-- RECORDS SHOWN --
- - -

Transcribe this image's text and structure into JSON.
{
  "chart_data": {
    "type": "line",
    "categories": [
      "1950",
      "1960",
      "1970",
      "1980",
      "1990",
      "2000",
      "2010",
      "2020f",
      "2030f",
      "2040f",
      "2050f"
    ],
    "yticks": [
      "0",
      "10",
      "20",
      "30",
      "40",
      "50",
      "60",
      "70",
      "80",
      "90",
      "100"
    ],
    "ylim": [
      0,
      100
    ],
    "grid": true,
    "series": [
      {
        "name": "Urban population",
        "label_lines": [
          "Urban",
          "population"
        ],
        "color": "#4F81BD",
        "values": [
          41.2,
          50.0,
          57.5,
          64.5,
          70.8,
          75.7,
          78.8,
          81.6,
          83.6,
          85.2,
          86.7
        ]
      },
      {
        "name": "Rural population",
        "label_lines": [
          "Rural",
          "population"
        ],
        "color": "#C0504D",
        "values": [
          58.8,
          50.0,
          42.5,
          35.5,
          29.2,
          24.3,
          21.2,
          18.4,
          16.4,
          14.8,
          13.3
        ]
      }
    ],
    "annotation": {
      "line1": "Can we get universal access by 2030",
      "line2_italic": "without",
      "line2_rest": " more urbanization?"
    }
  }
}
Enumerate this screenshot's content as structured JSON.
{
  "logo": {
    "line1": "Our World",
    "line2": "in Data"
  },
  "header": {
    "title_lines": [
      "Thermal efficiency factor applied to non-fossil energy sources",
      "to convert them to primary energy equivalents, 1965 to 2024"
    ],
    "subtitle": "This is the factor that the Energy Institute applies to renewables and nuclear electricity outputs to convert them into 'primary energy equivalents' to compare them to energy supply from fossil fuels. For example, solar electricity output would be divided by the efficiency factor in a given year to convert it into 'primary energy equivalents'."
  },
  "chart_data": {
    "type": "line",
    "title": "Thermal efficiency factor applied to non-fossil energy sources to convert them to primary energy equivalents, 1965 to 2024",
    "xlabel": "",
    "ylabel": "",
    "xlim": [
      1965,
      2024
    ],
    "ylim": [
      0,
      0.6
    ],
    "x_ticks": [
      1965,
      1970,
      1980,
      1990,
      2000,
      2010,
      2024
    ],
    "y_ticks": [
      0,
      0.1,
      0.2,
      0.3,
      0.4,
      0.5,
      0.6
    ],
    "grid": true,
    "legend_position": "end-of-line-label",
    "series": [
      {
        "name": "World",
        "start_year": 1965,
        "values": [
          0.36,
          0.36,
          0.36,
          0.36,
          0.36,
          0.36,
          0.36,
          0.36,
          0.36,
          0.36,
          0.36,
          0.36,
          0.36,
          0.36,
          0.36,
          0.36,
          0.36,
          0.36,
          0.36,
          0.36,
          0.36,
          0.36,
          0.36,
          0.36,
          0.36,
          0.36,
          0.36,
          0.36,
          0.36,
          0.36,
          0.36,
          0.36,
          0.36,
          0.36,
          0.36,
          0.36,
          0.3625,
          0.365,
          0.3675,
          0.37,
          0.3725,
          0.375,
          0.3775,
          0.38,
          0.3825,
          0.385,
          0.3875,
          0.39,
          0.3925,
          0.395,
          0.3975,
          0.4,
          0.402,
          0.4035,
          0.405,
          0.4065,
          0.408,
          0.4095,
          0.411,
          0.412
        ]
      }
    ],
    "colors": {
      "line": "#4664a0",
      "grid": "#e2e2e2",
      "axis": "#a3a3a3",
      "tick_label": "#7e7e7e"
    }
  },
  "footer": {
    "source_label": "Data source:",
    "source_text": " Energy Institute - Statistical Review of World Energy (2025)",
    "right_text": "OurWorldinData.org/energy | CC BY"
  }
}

- - -

Please quote the records above exactly, without skipping a line.

-- RESPONSE TO THE EXERCISE --
Transcribe this image's text and structure into JSON.
{
  "chart_data": {
    "type": "line",
    "categories": [
      "1950",
      "1960",
      "1970",
      "1980",
      "1990",
      "2000",
      "2010",
      "2020f",
      "2030f",
      "2040f",
      "2050f"
    ],
    "yticks": [
      "0",
      "10",
      "20",
      "30",
      "40",
      "50",
      "60",
      "70",
      "80",
      "90",
      "100"
    ],
    "ylim": [
      0,
      100
    ],
    "grid": true,
    "series": [
      {
        "name": "Urban population",
        "label_lines": [
          "Urban",
          "population"
        ],
        "color": "#4F81BD",
        "values": [
          41.2,
          50.0,
          57.5,
          64.5,
          70.8,
          75.7,
          78.8,
          81.6,
          83.6,
          85.2,
          86.7
        ]
      },
      {
        "name": "Rural population",
        "label_lines": [
          "Rural",
          "population"
        ],
        "color": "#C0504D",
        "values": [
          58.8,
          50.0,
          42.5,
          35.5,
          29.2,
          24.3,
          21.2,
          18.4,
          16.4,
          14.8,
          13.3
        ]
      }
    ],
    "annotation": {
      "line1": "Can we get universal access by 2030",
      "line2_italic": "without",
      "line2_rest": " more urbanization?"
    }
  }
}
Enumerate this screenshot's content as structured JSON.
{
  "logo": {
    "line1": "Our World",
    "line2": "in Data"
  },
  "header": {
    "title_lines": [
      "Thermal efficiency factor applied to non-fossil energy sources",
      "to convert them to primary energy equivalents, 1965 to 2024"
    ],
    "subtitle": "This is the factor that the Energy Institute applies to renewables and nuclear electricity outputs to convert them into 'primary energy equivalents' to compare them to energy supply from fossil fuels. For example, solar electricity output would be divided by the efficiency factor in a given year to convert it into 'primary energy equivalents'."
  },
  "chart_data": {
    "type": "line",
    "title": "Thermal efficiency factor applied to non-fossil energy sources to convert them to primary energy equivalents, 1965 to 2024",
    "xlabel": "",
    "ylabel": "",
    "xlim": [
      1965,
      2024
    ],
    "ylim": [
      0,
      0.6
    ],
    "x_ticks": [
      1965,
      1970,
      1980,
      1990,
      2000,
      2010,
      2024
    ],
    "y_ticks": [
      0,
      0.1,
      0.2,
      0.3,
      0.4,
      0.5,
      0.6
    ],
    "grid": true,
    "legend_position": "end-of-line-label",
    "series": [
      {
        "name": "World",
        "start_year": 1965,
        "values": [
          0.36,
          0.36,
          0.36,
          0.36,
          0.36,
          0.36,
          0.36,
          0.36,
          0.36,
          0.36,
          0.36,
          0.36,
          0.36,
          0.36,
          0.36,
          0.36,
          0.36,
          0.36,
          0.36,
          0.36,
          0.36,
          0.36,
          0.36,
          0.36,
          0.36,
          0.36,
          0.36,
          0.36,
          0.36,
          0.36,
          0.36,
          0.36,
          0.36,
          0.36,
          0.36,
          0.36,
          0.3625,
          0.365,
          0.3675,
          0.37,
          0.3725,
          0.375,
          0.3775,
          0.38,
          0.3825,
          0.385,
          0.3875,
          0.39,
          0.3925,
          0.395,
          0.3975,
          0.4,
          0.402,
          0.4035,
          0.405,
          0.4065,
          0.408,
          0.4095,
          0.411,
          0.412
        ]
      }
    ],
    "colors": {
      "line": "#4664a0",
      "grid": "#e2e2e2",
      "axis": "#a3a3a3",
      "tick_label": "#7e7e7e"
    }
  },
  "footer": {
    "source_label": "Data source:",
    "source_text": " Energy Institute - Statistical Review of World Energy (2025)",
    "right_text": "OurWorldinData.org/energy | CC BY"
  }
}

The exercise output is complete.